[TO BE DONE] Quote every line below exactly and skip any picture.

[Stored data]
++++++++

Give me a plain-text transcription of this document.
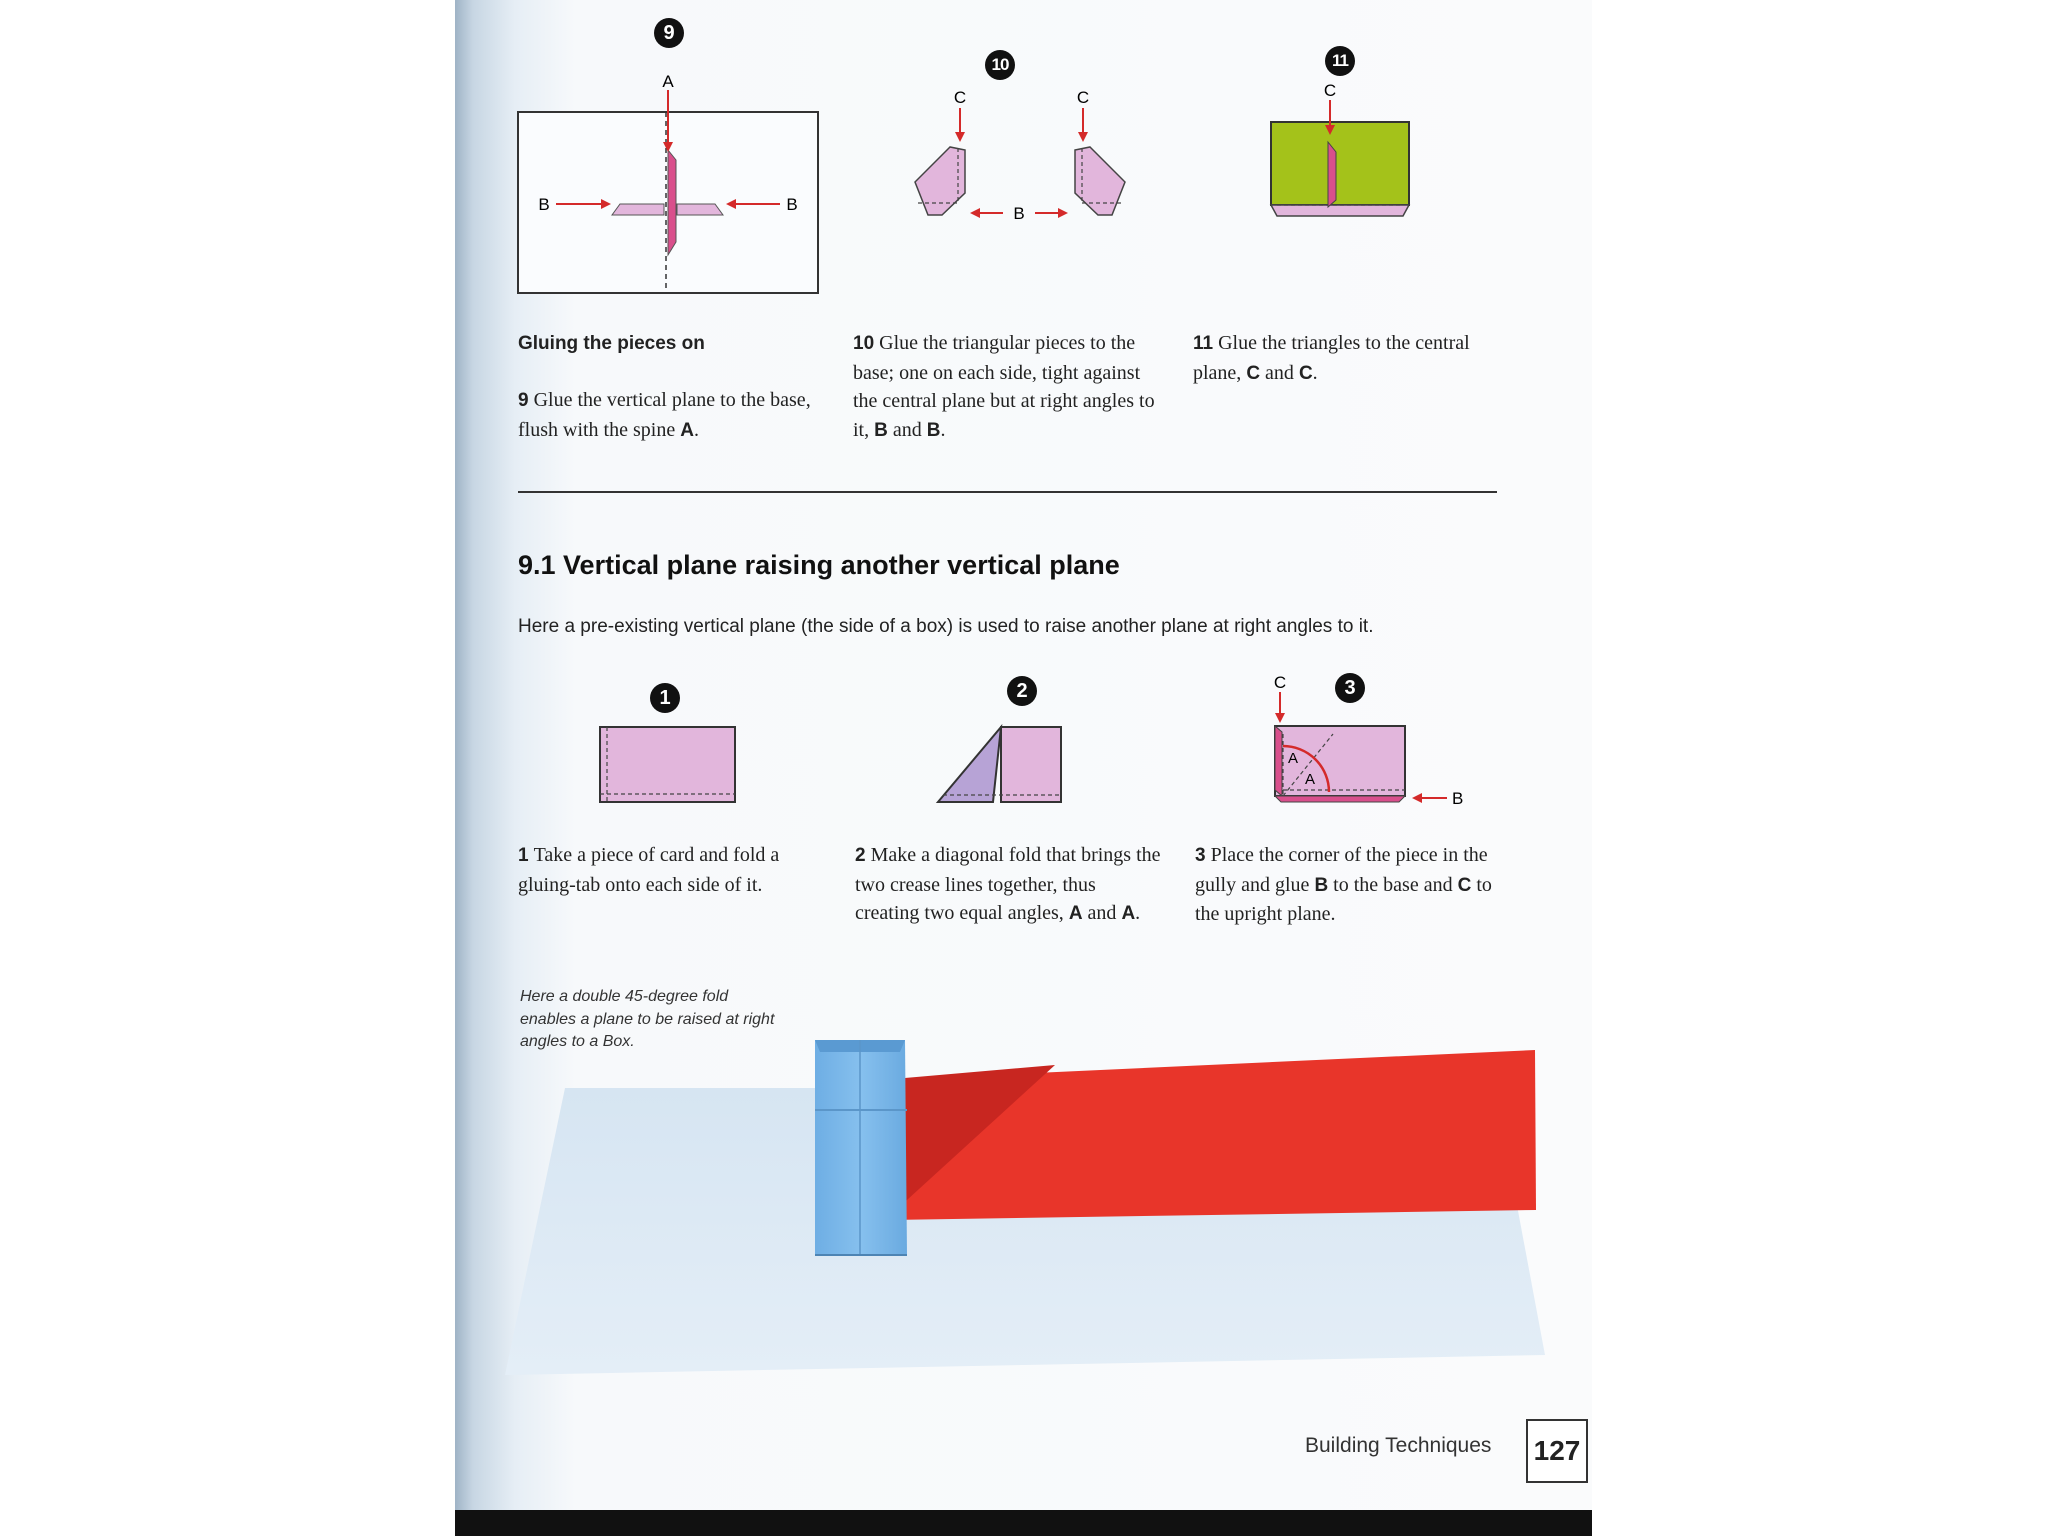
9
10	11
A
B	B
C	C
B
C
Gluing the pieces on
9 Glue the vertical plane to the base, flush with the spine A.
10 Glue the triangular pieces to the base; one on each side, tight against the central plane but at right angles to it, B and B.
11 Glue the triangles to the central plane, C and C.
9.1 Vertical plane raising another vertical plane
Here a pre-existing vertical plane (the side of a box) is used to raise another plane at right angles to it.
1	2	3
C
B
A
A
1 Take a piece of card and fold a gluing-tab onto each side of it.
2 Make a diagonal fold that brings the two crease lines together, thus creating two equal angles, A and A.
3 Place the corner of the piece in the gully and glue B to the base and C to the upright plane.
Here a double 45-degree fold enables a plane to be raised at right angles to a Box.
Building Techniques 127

++++++++

[WRITTEN REPLY]
Give me a plain-text transcription of this document.
9
10	11
A
B	B
C	C
B
C
Gluing the pieces on
9 Glue the vertical plane to the base, flush with the spine A.
10 Glue the triangular pieces to the base; one on each side, tight against the central plane but at right angles to it, B and B.
11 Glue the triangles to the central plane, C and C.
9.1 Vertical plane raising another vertical plane
Here a pre-existing vertical plane (the side of a box) is used to raise another plane at right angles to it.
1	2	3
C
B
A
A
1 Take a piece of card and fold a gluing-tab onto each side of it.
2 Make a diagonal fold that brings the two crease lines together, thus creating two equal angles, A and A.
3 Place the corner of the piece in the gully and glue B to the base and C to the upright plane.
Here a double 45-degree fold enables a plane to be raised at right angles to a Box.
Building Techniques 127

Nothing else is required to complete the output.